▶ _EXERCISE DETAILS_:
Count the lines below that include the word "URBANO" and write that number alone.

▶ _INPUT FOR THIS TASK_:
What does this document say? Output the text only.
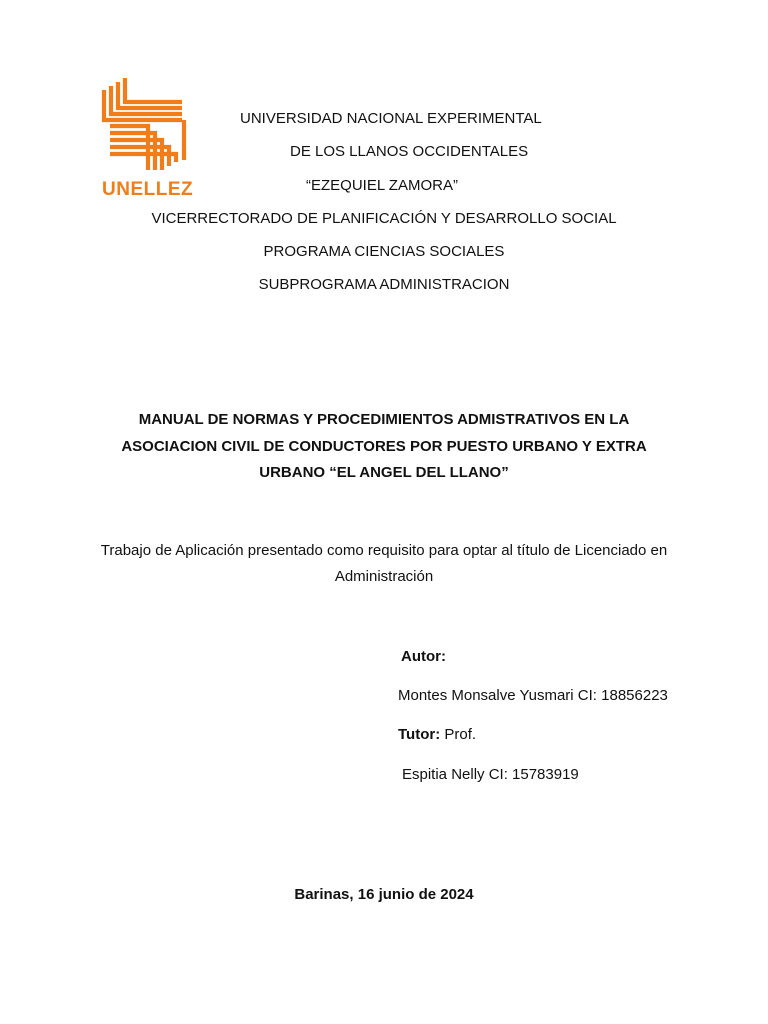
UNELLEZ
UNIVERSIDAD NACIONAL EXPERIMENTAL
DE LOS LLANOS OCCIDENTALES
“EZEQUIEL ZAMORA”
VICERRECTORADO DE PLANIFICACIÓN Y DESARROLLO SOCIAL
PROGRAMA CIENCIAS SOCIALES
SUBPROGRAMA ADMINISTRACION
MANUAL DE NORMAS Y PROCEDIMIENTOS ADMISTRATIVOS EN LA
ASOCIACION CIVIL DE CONDUCTORES POR PUESTO URBANO Y EXTRA
URBANO “EL ANGEL DEL LLANO”
Trabajo de Aplicación presentado como requisito para optar al título de Licenciado en
Administración
Autor:
Montes Monsalve Yusmari CI: 18856223
Tutor: Prof.
Espitia Nelly CI: 15783919
Barinas, 16 junio de 2024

▶ _SOLUTION FOR THIS EXERCISE_:
2